Challenge: Identify each line below that contains the word "Near", and copy it out.

Material to process:
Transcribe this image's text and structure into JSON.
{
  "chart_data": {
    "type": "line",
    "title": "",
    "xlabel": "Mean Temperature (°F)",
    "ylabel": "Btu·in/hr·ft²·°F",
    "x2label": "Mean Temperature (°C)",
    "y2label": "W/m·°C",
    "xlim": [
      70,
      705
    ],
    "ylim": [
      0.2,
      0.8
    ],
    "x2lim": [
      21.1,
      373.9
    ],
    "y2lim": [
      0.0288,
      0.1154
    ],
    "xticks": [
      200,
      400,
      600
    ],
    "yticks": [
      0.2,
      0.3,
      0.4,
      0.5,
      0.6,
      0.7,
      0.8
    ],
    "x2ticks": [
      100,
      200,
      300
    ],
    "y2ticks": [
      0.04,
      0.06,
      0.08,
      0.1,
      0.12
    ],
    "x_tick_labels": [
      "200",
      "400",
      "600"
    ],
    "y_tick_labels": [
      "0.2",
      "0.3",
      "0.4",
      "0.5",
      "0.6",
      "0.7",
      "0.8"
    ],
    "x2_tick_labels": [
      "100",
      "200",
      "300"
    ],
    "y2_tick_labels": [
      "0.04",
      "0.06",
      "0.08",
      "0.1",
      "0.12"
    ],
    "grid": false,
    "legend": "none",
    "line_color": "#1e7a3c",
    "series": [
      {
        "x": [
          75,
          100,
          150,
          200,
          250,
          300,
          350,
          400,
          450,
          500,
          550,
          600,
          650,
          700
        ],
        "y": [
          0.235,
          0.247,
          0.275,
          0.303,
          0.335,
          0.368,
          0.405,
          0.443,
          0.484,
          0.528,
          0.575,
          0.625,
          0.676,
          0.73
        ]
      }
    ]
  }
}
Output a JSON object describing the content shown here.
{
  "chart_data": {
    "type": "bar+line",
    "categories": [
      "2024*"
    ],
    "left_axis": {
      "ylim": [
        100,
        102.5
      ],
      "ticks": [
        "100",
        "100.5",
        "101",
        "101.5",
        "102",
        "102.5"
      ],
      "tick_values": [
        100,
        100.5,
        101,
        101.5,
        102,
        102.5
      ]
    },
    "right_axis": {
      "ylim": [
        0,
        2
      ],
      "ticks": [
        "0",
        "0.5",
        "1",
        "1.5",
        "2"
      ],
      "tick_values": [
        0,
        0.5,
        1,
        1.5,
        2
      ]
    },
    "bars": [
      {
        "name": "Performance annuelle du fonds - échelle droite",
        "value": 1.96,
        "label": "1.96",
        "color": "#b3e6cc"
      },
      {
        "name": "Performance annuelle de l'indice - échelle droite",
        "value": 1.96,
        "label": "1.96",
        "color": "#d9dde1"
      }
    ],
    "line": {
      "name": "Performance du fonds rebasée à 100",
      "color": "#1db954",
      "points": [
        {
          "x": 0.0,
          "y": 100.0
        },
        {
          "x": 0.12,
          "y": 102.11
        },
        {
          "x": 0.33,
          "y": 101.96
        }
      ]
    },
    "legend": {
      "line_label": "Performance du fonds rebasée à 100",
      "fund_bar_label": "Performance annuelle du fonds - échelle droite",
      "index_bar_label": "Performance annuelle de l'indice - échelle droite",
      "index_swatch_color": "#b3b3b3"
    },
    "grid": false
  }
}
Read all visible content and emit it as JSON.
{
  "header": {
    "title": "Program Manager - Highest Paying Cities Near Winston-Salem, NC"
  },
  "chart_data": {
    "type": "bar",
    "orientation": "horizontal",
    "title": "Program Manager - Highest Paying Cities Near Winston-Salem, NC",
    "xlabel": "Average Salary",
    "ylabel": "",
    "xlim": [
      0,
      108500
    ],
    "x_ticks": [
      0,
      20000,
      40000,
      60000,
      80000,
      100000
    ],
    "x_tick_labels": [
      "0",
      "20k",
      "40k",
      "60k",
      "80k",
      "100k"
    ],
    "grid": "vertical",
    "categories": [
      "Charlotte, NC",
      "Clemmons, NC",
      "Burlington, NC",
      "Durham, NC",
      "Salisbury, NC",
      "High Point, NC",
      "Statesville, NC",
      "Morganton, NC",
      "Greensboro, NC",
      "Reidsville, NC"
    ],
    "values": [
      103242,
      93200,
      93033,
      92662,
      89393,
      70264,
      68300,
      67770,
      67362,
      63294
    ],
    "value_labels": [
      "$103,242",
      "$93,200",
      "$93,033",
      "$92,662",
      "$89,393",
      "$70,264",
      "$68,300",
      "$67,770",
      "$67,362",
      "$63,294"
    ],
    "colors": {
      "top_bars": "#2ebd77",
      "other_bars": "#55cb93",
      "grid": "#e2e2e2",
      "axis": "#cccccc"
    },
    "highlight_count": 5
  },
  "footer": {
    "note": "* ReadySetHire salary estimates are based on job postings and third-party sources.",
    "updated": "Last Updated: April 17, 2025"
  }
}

Written answer:
    "title": "Program Manager - Highest Paying Cities Near Winston-Salem, NC"
    "title": "Program Manager - Highest Paying Cities Near Winston-Salem, NC",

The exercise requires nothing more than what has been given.